§ Required work
Find every line in the records below that holds the word "which", and copy it out.

§ Information supplied

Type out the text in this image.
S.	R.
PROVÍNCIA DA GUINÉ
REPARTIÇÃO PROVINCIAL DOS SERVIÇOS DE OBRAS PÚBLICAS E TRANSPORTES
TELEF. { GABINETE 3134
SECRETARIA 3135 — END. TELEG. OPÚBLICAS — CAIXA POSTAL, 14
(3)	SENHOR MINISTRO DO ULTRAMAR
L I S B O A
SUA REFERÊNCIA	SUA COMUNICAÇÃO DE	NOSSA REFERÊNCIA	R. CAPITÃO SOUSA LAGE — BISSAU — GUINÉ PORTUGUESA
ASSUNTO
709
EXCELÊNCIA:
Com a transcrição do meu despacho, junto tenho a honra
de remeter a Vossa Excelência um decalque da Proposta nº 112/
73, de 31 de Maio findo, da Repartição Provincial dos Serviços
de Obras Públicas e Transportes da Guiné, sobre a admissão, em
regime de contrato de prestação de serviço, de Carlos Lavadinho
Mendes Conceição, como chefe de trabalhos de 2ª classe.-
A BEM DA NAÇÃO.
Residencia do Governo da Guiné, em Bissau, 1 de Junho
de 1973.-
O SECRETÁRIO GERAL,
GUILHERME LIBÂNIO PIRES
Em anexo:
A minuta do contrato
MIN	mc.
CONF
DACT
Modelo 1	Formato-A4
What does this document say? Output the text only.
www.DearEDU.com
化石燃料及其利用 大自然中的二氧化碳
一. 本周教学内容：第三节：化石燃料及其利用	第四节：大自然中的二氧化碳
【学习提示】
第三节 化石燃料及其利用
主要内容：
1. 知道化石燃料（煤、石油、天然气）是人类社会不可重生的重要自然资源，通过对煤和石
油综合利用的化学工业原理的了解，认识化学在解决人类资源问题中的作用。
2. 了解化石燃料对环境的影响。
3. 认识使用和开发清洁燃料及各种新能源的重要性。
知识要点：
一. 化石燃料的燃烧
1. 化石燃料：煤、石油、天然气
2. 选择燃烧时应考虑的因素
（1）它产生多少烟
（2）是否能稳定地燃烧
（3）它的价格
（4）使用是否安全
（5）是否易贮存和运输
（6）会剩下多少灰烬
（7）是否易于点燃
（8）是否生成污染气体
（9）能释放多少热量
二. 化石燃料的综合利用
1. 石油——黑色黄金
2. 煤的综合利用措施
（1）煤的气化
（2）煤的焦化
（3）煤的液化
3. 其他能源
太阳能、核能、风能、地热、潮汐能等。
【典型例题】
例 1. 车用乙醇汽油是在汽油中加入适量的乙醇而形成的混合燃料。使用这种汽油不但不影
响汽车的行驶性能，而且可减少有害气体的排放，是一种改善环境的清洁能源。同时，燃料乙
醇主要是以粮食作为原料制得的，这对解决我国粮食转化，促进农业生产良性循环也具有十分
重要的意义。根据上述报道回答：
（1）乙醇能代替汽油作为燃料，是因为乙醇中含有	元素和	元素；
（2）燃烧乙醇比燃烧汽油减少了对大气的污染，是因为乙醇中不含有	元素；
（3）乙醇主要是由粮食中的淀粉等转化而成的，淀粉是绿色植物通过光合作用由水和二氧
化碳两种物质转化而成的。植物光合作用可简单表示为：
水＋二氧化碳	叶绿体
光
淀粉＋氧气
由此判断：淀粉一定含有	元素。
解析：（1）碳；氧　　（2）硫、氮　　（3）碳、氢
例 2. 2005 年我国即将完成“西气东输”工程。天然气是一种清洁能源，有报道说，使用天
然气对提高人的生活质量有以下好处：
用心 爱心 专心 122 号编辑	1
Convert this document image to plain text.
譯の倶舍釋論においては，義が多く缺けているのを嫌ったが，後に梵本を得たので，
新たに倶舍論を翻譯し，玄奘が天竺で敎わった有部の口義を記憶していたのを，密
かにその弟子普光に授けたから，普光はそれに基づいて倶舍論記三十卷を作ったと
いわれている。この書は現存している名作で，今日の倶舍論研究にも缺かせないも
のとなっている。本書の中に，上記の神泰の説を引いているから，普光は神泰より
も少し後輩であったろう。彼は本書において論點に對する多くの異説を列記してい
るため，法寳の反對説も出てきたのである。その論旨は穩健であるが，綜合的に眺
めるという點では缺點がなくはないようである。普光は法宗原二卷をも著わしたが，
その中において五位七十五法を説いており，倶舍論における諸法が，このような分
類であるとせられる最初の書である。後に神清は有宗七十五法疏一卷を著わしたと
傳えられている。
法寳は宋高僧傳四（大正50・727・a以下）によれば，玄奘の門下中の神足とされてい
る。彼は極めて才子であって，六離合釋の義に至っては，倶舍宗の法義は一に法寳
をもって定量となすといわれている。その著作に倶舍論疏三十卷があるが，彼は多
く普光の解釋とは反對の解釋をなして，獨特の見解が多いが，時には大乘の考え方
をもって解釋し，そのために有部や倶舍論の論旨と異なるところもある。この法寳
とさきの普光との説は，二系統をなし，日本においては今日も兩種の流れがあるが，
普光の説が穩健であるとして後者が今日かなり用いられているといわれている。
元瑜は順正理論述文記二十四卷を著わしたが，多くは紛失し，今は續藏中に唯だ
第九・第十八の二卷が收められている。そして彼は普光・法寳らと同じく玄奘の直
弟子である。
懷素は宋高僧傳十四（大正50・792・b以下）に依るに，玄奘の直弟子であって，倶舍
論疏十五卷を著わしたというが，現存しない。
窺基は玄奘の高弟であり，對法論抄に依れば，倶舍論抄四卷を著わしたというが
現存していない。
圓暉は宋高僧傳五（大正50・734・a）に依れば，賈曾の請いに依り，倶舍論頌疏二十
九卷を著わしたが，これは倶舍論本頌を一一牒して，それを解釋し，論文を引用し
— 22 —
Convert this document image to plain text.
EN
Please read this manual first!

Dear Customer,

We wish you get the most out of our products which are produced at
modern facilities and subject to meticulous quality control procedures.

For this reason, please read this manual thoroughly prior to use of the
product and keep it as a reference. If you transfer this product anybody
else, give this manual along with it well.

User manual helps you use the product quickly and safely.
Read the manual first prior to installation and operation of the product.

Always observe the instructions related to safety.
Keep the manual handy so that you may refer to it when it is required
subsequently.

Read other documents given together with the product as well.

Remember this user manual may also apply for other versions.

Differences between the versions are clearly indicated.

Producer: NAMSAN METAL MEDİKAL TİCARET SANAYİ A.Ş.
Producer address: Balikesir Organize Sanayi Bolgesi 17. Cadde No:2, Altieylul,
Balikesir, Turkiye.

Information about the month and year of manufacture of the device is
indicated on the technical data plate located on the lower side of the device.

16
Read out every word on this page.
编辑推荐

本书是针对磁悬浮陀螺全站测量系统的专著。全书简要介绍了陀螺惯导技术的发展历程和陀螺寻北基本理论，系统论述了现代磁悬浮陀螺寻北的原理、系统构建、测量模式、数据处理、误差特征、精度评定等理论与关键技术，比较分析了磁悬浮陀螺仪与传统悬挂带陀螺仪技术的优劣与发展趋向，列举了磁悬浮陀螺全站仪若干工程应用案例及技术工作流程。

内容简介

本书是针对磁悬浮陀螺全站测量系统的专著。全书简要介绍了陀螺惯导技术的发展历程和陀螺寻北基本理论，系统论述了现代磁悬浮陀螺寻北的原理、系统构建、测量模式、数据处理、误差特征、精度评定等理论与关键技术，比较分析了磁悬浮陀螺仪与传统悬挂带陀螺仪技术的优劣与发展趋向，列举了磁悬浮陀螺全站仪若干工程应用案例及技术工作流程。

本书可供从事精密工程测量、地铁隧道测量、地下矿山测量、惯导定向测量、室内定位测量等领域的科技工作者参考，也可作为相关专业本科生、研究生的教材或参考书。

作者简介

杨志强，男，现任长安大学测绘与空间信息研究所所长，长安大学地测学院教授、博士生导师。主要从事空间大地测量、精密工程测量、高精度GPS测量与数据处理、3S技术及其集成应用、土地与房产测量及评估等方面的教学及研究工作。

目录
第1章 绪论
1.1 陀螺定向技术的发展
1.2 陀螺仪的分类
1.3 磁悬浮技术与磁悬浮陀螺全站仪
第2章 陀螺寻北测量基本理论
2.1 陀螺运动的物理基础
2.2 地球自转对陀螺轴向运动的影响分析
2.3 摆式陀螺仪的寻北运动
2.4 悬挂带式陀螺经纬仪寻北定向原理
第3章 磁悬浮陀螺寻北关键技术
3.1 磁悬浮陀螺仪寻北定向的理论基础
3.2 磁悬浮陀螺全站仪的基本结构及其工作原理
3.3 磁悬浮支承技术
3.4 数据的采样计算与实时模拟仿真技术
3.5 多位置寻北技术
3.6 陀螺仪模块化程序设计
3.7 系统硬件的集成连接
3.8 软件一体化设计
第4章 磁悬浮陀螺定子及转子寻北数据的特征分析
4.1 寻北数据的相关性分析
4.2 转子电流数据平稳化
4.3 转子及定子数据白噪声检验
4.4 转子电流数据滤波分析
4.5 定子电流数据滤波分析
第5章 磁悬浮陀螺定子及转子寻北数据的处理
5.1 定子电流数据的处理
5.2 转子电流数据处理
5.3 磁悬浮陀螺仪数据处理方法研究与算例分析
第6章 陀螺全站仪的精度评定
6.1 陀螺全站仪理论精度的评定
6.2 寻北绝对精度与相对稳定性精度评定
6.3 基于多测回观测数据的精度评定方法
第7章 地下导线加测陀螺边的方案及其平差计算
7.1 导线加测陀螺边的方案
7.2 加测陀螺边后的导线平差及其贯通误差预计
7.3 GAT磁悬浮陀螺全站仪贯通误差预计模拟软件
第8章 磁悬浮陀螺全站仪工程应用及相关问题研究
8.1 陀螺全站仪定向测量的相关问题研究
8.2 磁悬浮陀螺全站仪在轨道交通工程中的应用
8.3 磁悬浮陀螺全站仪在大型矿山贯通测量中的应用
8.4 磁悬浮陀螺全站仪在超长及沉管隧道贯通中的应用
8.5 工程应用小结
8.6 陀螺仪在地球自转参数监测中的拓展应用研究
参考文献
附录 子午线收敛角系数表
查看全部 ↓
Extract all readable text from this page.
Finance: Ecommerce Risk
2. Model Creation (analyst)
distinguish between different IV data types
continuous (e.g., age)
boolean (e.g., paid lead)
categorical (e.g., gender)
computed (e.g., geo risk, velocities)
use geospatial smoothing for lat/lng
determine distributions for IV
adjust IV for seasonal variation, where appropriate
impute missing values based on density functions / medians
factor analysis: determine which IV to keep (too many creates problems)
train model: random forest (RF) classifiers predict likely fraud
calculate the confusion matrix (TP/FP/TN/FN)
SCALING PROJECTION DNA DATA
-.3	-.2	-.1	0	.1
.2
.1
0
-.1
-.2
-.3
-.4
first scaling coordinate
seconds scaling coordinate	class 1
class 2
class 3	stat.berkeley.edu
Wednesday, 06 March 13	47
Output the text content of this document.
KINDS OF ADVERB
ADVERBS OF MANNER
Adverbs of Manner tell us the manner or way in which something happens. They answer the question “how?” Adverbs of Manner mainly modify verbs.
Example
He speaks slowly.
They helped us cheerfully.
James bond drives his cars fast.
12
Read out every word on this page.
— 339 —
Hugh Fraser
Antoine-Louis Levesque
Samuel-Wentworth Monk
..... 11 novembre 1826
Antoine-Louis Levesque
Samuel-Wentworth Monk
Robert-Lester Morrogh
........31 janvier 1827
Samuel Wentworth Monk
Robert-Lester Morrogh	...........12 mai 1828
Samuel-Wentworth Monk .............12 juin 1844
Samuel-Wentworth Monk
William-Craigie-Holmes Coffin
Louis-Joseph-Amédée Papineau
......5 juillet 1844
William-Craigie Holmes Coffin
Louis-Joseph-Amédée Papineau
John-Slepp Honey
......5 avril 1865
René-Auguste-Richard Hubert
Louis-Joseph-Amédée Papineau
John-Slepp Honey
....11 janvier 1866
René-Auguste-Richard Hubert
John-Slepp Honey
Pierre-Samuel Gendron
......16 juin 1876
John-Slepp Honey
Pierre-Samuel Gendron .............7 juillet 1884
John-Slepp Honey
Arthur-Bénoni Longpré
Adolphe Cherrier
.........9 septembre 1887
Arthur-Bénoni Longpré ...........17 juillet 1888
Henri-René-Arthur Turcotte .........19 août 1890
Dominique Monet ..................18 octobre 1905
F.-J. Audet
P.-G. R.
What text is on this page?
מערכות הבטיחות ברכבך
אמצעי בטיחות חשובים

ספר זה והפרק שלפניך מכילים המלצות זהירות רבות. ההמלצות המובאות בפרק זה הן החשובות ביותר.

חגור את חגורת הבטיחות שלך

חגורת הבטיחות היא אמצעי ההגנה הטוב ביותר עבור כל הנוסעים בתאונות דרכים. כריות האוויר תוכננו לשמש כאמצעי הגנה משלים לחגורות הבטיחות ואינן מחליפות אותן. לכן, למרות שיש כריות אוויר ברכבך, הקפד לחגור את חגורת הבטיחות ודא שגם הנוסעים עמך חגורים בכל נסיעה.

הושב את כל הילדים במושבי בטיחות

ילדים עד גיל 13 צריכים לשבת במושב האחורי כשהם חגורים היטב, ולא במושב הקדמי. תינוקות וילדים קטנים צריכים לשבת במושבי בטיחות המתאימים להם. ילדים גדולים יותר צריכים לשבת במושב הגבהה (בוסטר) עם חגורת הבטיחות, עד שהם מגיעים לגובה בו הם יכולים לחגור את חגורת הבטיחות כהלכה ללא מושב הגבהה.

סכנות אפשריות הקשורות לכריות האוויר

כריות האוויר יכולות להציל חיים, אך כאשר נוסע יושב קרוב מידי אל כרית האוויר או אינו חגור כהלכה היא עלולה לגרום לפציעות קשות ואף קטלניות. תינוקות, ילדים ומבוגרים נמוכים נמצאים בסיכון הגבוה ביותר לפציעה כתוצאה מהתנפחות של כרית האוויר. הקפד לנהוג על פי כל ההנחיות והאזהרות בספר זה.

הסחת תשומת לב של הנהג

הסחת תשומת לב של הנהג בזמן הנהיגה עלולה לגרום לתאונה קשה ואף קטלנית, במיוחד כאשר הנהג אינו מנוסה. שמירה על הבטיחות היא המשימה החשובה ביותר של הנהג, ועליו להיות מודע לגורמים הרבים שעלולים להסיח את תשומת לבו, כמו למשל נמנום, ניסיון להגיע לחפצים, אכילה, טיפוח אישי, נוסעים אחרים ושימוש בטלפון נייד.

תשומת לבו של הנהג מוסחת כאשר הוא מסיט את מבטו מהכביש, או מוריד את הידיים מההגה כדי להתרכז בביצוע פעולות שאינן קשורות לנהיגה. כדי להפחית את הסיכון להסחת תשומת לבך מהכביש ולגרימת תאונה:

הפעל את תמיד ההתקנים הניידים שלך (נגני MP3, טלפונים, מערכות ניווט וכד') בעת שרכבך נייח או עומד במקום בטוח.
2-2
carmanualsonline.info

§ Correct answer
We wish you get the most out of our products which are produced at
factor analysis: determine which IV to keep (too many creates problems)
Adverbs of Manner tell us the manner or way in which something happens. They answer the question “how?” Adverbs of Manner mainly modify verbs.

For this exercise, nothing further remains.